**Entries provided:**

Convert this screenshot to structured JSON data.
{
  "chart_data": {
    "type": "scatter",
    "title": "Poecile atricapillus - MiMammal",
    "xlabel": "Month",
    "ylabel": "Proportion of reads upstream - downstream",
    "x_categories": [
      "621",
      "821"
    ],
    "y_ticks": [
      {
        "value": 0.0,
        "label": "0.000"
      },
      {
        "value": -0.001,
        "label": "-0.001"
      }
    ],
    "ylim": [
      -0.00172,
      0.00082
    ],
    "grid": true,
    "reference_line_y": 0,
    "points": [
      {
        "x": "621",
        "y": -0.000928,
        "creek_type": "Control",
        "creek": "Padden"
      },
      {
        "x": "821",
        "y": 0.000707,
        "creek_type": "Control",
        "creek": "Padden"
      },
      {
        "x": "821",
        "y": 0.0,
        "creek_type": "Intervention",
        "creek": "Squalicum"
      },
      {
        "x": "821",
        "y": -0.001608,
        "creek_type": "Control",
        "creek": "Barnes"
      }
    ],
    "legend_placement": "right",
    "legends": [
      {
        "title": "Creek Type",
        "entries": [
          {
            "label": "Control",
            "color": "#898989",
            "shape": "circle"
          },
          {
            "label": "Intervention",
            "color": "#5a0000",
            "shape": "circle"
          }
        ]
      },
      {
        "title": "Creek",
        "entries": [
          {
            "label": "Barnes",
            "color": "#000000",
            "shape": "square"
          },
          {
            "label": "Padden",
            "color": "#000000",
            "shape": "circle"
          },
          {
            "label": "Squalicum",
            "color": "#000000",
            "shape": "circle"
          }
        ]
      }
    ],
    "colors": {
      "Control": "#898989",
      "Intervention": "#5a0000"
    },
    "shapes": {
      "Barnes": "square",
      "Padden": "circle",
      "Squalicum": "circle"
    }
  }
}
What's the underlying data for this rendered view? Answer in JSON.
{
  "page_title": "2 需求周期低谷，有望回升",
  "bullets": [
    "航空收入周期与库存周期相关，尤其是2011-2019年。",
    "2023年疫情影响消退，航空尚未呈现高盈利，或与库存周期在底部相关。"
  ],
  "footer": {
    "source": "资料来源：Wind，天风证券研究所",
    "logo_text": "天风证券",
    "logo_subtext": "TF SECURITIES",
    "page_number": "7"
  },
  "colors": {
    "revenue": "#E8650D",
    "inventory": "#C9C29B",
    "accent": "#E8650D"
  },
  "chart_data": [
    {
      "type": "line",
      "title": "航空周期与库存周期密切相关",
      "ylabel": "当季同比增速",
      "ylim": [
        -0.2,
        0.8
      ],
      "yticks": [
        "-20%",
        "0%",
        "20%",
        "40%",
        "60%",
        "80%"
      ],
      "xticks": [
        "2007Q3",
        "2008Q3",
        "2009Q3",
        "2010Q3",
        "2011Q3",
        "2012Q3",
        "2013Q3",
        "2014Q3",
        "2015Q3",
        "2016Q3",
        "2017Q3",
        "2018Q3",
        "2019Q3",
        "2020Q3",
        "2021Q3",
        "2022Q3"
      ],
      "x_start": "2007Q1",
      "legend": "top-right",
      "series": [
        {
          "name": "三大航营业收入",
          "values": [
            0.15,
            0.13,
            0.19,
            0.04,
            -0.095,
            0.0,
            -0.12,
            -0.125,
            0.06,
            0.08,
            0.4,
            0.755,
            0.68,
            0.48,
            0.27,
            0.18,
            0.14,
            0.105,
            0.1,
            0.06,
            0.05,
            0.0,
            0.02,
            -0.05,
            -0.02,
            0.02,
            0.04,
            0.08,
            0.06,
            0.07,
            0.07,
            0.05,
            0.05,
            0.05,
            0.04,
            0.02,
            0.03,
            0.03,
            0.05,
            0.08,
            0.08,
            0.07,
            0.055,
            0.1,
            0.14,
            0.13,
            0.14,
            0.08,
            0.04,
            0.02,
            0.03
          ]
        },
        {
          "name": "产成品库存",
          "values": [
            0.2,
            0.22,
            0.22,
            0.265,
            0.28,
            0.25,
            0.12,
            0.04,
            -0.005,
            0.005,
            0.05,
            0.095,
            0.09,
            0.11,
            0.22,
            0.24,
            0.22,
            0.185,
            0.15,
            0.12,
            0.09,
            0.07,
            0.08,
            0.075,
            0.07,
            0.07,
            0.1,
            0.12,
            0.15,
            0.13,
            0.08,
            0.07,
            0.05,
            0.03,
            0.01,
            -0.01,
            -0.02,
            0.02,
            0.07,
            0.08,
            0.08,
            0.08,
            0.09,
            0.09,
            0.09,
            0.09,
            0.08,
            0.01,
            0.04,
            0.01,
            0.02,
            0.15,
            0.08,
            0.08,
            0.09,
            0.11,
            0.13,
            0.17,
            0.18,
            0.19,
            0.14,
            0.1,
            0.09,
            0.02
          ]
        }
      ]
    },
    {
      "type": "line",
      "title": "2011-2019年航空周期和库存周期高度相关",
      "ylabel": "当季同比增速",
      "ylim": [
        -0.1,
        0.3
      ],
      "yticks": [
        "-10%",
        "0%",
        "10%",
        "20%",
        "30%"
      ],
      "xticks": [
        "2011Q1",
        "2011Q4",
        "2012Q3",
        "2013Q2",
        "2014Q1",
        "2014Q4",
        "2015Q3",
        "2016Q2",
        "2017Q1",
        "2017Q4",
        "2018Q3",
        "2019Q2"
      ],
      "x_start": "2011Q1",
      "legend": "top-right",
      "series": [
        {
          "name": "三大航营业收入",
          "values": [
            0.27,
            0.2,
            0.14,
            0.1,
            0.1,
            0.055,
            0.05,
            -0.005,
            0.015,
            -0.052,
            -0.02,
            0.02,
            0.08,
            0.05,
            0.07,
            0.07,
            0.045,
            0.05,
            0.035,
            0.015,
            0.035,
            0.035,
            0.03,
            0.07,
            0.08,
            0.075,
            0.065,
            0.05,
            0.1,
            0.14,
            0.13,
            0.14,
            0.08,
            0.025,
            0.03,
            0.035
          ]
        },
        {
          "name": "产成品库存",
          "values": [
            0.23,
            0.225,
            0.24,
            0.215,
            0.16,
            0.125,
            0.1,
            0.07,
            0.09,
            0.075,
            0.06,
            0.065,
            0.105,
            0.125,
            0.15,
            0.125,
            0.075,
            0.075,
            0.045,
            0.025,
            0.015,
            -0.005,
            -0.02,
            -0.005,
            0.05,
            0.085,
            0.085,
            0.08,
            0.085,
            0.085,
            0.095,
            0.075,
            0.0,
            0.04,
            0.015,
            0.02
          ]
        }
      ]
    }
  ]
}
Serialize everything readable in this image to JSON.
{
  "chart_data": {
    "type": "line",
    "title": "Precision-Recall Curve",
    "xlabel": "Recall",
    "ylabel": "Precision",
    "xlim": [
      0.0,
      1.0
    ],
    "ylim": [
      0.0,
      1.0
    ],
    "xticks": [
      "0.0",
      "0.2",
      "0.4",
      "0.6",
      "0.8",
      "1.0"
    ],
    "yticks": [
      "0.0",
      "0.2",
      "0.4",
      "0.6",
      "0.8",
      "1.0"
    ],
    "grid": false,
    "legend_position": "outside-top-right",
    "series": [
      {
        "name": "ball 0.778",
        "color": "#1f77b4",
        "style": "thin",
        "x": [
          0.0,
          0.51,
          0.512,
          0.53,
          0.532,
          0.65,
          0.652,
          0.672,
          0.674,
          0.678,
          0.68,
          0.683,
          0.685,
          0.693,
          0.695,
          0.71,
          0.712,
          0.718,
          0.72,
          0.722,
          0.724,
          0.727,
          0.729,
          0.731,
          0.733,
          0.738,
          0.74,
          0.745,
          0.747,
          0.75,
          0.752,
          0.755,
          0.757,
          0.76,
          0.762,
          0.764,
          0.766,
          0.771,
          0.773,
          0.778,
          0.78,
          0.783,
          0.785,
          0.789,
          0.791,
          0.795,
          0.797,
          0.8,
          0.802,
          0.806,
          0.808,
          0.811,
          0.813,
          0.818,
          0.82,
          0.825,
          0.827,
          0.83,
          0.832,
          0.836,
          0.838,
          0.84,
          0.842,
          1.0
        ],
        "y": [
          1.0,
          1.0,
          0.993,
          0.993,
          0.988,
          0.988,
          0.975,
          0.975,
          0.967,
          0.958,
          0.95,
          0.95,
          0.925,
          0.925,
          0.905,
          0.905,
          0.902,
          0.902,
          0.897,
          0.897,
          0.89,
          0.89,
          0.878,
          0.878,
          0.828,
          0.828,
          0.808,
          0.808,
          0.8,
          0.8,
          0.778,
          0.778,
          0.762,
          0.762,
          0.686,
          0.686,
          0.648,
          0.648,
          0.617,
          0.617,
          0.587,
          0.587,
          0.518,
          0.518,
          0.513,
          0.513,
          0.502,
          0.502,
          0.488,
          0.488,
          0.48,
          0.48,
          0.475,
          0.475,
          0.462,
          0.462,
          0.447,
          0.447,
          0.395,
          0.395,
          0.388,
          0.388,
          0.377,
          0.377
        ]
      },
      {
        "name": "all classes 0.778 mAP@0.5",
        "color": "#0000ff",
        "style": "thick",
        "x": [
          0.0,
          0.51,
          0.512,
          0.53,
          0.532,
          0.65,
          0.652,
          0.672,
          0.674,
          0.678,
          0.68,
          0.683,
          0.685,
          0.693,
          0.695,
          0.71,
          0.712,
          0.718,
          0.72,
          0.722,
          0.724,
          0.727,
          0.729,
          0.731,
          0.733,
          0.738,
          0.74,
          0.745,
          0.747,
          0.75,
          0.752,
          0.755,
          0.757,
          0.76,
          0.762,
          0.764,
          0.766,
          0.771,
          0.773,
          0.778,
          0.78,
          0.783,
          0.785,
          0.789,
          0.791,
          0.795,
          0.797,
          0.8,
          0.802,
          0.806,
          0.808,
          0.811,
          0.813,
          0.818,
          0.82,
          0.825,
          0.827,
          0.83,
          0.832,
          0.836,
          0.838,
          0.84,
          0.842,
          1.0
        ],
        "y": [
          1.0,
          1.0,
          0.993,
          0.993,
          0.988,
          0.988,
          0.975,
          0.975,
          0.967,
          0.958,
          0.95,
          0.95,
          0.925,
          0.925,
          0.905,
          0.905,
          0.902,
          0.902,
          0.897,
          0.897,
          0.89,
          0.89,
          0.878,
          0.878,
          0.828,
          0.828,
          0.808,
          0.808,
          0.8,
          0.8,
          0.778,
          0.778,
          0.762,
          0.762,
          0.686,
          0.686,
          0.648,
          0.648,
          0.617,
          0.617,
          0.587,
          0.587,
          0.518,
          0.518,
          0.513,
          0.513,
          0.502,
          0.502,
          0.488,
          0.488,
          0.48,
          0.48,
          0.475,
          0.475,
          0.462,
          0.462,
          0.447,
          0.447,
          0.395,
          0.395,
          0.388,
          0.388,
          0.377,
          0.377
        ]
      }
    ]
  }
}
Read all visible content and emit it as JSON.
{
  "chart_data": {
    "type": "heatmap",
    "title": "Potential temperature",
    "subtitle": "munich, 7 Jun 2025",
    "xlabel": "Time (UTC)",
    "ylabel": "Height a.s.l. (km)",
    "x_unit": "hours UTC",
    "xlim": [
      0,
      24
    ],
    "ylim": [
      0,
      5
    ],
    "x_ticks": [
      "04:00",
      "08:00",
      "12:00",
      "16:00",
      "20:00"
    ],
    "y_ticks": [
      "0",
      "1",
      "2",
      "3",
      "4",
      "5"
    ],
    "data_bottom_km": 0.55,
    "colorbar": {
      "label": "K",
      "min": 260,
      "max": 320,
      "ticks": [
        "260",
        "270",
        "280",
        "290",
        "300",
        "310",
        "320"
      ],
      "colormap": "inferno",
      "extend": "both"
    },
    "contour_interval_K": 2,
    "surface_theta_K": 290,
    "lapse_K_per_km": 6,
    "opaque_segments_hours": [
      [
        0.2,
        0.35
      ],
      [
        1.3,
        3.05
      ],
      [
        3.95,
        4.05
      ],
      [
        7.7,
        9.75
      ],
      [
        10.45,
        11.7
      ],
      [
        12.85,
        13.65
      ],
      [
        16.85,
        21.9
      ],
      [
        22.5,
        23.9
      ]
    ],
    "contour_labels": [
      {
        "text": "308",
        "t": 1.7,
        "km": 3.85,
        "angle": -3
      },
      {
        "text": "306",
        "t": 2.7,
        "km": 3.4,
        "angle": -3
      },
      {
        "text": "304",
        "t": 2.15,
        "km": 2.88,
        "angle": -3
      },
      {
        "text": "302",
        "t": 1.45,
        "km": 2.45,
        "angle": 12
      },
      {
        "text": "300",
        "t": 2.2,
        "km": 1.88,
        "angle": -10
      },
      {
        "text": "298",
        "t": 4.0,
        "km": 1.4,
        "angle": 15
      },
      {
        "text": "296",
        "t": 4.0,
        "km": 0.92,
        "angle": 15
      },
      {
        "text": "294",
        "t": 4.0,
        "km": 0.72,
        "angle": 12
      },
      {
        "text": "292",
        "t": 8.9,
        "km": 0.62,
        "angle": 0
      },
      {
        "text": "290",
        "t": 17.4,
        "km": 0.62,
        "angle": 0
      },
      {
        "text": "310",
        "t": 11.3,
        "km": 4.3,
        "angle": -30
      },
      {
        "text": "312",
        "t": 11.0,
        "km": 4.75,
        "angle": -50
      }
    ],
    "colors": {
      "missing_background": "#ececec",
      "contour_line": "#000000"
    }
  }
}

**Do this:** Where a line of the entries contains the word "Precision", copy that line.

**Answer for this exercise:**
    "title": "Precision-Recall Curve",
    "ylabel": "Precision",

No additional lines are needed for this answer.